-------- INPUT FOR THIS TASK --------

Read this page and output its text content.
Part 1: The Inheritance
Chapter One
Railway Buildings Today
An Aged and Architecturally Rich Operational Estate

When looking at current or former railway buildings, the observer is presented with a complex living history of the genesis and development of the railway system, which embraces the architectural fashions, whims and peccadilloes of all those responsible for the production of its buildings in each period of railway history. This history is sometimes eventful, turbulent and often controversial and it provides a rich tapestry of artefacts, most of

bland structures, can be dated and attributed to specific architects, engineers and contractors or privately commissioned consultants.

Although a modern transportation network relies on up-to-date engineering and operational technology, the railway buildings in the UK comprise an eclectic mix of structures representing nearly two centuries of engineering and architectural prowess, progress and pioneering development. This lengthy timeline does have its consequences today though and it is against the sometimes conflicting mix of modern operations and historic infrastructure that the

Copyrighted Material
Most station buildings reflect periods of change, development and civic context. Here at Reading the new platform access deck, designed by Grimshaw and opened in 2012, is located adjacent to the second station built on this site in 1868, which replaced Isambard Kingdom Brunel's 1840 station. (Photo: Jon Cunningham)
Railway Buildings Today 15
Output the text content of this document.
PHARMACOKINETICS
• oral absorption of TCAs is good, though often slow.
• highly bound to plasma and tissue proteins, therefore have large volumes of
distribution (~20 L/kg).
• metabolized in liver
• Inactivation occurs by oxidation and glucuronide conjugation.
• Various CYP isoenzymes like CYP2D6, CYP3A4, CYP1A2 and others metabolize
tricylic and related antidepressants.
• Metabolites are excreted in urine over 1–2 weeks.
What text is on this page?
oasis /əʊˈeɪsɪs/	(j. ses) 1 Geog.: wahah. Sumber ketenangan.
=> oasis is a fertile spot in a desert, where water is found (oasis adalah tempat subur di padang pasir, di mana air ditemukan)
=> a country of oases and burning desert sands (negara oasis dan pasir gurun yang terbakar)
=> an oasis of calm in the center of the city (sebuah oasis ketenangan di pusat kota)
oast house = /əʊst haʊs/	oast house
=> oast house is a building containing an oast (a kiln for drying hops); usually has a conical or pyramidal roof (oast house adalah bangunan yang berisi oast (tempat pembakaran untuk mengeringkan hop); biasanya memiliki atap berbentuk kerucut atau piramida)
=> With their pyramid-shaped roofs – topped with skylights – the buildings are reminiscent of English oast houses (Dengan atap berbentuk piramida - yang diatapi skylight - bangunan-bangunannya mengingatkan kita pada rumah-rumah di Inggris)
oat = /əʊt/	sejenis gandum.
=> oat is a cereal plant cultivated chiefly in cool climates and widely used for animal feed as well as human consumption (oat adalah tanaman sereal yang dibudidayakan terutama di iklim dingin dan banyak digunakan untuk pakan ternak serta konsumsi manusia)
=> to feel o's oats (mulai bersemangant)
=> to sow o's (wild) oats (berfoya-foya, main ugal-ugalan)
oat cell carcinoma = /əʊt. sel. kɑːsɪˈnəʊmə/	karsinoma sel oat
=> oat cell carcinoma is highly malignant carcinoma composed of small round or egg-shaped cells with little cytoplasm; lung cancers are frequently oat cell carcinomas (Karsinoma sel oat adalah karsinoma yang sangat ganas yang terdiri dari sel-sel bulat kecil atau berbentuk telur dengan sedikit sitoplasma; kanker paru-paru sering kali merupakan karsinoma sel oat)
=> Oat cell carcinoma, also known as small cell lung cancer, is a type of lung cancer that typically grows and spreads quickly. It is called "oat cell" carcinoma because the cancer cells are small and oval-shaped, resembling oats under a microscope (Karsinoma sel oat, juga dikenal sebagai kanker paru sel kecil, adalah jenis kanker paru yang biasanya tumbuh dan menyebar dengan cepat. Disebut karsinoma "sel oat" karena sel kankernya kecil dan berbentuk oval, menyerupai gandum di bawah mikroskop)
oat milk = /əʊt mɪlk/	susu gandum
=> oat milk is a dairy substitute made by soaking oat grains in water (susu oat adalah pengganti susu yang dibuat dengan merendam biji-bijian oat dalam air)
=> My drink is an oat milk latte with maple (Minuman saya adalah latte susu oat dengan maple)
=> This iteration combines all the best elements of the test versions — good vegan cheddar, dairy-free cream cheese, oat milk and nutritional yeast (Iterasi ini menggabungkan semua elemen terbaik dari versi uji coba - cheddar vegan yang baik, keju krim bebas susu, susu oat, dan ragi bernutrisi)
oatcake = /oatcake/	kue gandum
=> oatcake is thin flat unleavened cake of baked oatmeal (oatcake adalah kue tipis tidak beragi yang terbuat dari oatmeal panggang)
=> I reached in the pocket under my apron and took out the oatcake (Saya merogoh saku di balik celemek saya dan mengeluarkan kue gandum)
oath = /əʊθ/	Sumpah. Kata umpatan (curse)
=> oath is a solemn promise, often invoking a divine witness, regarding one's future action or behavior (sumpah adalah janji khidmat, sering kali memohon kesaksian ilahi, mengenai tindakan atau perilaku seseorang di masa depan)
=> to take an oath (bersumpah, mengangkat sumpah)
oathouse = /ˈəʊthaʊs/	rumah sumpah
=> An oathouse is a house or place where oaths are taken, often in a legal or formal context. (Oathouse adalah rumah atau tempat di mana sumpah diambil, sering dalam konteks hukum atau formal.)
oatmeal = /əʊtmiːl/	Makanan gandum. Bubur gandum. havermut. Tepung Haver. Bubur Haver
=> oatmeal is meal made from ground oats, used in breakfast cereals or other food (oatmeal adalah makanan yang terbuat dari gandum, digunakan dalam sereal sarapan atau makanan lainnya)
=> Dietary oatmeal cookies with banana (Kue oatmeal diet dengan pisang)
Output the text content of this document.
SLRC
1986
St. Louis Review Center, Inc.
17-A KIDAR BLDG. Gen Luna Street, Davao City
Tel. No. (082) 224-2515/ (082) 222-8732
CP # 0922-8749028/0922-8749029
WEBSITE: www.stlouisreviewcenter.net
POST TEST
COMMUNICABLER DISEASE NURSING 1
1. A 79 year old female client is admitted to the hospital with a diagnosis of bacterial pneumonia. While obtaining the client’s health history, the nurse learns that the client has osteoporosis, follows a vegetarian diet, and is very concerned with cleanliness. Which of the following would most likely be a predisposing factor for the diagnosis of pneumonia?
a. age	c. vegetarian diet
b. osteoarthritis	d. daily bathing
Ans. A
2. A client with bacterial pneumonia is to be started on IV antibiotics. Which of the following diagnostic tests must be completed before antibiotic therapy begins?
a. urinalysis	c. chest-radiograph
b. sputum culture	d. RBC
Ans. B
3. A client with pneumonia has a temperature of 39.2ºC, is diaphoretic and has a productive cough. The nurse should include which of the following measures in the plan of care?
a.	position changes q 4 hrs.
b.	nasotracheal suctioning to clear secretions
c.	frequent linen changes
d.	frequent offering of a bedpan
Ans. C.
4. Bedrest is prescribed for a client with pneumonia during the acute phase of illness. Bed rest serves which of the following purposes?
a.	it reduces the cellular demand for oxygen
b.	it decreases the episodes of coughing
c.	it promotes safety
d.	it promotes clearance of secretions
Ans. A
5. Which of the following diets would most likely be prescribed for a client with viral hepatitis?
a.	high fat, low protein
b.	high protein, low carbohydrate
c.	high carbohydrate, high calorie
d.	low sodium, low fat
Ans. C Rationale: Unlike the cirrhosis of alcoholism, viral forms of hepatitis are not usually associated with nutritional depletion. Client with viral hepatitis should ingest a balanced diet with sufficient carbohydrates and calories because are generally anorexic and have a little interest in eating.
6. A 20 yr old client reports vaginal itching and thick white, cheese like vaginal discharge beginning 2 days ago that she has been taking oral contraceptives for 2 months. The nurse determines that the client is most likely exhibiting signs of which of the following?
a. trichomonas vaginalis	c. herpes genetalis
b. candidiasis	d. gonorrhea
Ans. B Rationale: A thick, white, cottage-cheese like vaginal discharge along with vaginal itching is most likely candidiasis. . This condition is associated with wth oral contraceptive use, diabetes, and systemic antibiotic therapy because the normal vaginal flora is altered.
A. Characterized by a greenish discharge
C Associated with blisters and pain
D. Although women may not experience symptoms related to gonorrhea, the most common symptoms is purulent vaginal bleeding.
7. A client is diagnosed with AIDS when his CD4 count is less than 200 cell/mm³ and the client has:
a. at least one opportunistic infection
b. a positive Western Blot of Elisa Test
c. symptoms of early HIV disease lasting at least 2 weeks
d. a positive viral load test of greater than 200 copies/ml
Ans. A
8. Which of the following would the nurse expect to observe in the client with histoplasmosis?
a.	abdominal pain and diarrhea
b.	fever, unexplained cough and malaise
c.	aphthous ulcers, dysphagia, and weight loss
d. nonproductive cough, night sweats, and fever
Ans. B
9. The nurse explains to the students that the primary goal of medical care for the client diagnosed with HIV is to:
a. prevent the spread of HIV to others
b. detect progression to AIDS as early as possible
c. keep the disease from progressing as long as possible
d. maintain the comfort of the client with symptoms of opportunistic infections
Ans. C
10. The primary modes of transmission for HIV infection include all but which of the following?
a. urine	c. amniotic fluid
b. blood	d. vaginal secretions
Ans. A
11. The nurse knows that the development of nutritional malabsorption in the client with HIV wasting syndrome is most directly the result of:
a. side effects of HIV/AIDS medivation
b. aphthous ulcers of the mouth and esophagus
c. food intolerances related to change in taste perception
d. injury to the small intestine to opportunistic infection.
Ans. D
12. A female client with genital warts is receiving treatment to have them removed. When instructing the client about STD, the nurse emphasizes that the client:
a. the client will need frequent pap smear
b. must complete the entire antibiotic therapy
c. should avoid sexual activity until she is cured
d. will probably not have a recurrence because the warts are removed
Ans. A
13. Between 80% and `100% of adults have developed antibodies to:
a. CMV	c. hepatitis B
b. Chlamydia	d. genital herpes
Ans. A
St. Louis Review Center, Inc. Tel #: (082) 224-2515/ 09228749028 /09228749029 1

--------

> _WORK REQUIRED_
The answer must be every line of the data that contains the word "likely".

> _OUTPUT OF THE TASK_
1. A 79 year old female client is admitted to the hospital with a diagnosis of bacterial pneumonia. While obtaining the client’s health history, the nurse learns that the client has osteoporosis, follows a vegetarian diet, and is very concerned with cleanliness. Which of the following would most likely be a predisposing factor for the diagnosis of pneumonia?
5. Which of the following diets would most likely be prescribed for a client with viral hepatitis?
6. A 20 yr old client reports vaginal itching and thick white, cheese like vaginal discharge beginning 2 days ago that she has been taking oral contraceptives for 2 months. The nurse determines that the client is most likely exhibiting signs of which of the following?
Ans. B Rationale: A thick, white, cottage-cheese like vaginal discharge along with vaginal itching is most likely candidiasis. . This condition is associated with wth oral contraceptive use, diabetes, and systemic antibiotic therapy because the normal vaginal flora is altered.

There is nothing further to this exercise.